# Data excerpts:
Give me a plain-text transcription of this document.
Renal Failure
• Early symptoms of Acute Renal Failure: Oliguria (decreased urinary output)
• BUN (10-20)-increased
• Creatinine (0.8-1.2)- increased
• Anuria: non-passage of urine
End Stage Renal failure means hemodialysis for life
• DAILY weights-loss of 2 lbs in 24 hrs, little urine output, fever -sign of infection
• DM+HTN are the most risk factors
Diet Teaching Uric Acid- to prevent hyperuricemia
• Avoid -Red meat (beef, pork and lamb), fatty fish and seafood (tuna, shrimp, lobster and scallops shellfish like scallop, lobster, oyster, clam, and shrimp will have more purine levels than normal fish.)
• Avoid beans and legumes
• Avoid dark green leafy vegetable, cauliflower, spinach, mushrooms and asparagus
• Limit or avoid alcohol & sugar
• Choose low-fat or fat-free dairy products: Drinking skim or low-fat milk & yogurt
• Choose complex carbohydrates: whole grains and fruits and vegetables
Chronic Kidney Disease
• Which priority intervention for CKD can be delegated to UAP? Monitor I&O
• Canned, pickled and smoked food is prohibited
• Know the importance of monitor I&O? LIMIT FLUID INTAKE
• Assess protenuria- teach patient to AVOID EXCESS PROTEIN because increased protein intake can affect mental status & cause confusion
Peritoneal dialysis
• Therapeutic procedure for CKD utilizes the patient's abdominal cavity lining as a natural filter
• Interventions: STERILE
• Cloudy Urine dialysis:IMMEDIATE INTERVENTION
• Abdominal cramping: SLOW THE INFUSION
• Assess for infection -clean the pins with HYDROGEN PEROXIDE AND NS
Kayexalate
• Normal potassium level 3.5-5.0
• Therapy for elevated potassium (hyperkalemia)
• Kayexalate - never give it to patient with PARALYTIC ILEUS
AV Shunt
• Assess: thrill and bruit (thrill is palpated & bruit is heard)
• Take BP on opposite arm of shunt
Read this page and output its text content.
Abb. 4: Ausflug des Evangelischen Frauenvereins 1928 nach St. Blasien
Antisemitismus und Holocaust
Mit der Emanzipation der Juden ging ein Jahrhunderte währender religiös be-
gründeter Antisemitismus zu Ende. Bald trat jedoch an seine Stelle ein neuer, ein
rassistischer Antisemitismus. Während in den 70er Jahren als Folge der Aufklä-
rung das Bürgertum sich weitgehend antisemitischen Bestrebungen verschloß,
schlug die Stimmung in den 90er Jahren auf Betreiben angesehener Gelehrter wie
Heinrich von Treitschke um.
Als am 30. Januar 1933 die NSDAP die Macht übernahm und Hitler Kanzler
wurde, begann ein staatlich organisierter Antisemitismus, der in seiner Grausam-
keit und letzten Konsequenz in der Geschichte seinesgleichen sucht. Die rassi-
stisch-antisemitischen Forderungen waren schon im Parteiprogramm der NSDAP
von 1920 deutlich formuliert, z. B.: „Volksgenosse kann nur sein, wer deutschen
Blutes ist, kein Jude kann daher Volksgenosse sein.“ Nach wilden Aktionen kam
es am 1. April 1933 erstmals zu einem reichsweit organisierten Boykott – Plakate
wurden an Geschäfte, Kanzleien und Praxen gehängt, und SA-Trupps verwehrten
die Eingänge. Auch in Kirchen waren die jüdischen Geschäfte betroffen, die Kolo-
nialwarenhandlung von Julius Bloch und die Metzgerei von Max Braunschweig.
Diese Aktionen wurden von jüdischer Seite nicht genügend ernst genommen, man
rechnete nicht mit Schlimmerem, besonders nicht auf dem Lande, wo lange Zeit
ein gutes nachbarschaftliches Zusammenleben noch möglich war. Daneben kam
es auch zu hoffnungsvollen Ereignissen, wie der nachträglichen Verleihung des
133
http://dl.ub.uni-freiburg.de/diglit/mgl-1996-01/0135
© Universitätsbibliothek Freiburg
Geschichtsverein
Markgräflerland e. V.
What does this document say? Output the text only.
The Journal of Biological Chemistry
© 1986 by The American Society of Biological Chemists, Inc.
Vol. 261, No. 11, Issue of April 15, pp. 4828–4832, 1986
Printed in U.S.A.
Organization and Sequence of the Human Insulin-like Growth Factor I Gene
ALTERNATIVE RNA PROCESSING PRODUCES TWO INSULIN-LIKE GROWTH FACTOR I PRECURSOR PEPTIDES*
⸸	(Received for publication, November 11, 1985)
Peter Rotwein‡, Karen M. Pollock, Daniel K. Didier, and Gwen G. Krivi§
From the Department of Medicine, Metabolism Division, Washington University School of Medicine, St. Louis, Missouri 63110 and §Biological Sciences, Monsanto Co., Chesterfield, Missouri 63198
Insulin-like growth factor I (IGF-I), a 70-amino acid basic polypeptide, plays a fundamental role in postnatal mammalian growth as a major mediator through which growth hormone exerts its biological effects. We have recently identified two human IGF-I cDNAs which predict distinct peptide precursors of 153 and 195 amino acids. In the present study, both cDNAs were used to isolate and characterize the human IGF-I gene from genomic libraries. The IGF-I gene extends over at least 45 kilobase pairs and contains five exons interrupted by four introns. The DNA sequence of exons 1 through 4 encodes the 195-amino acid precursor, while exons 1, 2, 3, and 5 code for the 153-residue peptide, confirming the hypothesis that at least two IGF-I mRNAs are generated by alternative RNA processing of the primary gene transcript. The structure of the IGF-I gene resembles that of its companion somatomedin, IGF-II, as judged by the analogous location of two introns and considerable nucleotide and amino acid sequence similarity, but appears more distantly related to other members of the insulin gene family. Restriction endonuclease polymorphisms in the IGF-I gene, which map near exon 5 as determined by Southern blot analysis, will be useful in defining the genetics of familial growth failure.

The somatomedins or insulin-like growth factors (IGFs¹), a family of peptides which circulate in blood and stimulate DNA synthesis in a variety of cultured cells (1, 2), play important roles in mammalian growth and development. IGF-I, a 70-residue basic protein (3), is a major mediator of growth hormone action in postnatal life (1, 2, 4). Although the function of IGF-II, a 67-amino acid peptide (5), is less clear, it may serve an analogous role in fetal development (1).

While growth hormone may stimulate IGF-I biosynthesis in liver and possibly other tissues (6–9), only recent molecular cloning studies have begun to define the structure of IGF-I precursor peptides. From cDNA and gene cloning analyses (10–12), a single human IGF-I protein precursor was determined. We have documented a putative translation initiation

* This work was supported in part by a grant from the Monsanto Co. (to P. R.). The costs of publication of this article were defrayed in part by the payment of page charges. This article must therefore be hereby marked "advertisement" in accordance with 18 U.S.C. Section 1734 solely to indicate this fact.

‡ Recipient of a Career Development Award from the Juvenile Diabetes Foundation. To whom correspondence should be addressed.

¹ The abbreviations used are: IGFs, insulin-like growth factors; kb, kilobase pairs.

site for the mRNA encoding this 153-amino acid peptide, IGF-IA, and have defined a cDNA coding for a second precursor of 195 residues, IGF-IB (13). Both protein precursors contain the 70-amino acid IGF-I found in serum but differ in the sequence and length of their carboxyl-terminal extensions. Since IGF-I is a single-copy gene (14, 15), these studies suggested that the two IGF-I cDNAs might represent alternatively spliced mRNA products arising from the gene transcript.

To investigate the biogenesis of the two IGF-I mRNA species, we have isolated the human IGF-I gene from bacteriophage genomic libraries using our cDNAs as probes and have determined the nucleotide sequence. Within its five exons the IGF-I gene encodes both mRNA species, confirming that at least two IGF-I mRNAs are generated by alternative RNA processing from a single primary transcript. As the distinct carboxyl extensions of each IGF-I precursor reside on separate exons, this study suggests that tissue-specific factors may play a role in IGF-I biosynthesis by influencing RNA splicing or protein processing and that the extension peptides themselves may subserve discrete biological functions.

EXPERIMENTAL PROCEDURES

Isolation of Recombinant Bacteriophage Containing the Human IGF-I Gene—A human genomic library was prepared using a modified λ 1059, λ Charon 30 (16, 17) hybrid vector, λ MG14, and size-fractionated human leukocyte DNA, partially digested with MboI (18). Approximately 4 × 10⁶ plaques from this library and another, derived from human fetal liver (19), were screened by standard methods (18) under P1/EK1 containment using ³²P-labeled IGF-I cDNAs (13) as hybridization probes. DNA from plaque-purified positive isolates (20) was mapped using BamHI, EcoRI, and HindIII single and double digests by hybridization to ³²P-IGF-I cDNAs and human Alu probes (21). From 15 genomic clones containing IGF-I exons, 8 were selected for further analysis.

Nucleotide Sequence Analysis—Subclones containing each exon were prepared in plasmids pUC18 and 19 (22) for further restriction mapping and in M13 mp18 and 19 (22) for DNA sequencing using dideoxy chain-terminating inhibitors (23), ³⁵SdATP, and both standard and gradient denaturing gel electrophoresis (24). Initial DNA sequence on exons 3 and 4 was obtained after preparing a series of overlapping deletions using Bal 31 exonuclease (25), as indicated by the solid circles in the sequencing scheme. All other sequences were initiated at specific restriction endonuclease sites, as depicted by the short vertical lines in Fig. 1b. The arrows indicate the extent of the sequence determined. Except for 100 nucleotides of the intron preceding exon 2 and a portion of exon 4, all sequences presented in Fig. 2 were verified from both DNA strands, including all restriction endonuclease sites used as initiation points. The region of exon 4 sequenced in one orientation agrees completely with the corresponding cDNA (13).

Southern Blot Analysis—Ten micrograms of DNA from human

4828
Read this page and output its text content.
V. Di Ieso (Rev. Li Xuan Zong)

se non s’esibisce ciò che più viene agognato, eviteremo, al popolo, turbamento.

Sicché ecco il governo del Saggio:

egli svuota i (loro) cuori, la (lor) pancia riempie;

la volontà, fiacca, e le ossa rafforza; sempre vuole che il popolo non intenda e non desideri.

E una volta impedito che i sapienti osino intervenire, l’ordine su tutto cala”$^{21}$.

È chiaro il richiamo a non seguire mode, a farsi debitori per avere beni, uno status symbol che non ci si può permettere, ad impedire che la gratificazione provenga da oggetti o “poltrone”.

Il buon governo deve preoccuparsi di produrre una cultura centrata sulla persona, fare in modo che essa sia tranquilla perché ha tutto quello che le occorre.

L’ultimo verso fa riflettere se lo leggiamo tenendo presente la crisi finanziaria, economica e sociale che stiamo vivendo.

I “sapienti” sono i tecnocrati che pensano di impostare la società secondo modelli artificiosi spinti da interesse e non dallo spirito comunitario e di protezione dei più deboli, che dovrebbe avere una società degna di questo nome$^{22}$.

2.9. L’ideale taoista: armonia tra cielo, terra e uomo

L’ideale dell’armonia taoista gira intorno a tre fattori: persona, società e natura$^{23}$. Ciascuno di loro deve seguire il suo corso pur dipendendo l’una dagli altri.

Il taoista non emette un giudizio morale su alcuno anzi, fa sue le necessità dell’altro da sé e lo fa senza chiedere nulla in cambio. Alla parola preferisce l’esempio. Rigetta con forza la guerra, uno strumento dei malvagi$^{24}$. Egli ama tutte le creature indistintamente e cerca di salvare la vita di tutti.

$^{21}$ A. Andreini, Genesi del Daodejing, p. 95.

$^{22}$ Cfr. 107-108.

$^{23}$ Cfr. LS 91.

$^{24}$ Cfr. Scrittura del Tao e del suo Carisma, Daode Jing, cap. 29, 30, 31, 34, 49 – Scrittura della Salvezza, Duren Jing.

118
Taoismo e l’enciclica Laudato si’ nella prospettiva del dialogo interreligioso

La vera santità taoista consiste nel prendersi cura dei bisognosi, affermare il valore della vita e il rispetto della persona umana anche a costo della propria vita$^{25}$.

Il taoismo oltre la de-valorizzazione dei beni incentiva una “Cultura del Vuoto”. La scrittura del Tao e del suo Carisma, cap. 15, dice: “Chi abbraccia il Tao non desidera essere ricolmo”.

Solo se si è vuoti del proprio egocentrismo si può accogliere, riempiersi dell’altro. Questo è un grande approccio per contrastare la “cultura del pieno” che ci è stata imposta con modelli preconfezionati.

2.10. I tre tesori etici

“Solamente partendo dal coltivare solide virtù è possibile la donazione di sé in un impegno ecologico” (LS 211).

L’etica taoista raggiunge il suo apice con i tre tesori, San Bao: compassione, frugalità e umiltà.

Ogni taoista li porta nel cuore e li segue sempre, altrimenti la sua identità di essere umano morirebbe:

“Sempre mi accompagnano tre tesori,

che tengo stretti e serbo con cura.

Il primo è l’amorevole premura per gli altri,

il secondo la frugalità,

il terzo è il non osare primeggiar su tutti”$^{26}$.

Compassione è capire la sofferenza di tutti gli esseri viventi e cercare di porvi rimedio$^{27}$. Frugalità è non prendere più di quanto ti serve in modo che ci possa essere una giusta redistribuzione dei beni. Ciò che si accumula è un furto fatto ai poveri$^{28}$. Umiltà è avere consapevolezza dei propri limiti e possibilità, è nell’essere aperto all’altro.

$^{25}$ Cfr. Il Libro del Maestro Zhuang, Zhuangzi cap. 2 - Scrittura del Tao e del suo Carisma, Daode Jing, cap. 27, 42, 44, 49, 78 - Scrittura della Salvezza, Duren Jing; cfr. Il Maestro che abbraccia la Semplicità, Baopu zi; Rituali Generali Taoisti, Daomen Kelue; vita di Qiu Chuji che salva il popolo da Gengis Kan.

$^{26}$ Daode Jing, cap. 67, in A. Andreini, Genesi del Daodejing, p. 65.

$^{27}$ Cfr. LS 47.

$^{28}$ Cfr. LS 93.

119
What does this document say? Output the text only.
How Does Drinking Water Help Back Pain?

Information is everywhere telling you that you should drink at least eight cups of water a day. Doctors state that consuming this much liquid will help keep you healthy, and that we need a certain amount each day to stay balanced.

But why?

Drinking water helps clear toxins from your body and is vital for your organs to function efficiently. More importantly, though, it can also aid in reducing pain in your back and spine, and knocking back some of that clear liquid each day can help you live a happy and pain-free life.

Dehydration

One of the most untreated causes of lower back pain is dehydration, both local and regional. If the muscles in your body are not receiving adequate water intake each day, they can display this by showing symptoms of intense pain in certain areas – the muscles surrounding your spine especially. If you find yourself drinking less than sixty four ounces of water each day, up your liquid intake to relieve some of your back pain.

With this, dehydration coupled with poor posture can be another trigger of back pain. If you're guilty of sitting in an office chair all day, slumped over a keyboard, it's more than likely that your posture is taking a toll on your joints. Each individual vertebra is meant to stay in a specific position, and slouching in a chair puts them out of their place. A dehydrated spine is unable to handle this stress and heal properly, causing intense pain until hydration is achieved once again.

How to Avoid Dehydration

# Task brief:
Lines containing the word "Geschäfte" are to be pulled from the records and copied.

# Solution to this exercise:
wurden an Geschäfte, Kanzleien und Praxen gehängt, und SA-Trupps verwehrten
die Eingänge. Auch in Kirchen waren die jüdischen Geschäfte betroffen, die Kolo-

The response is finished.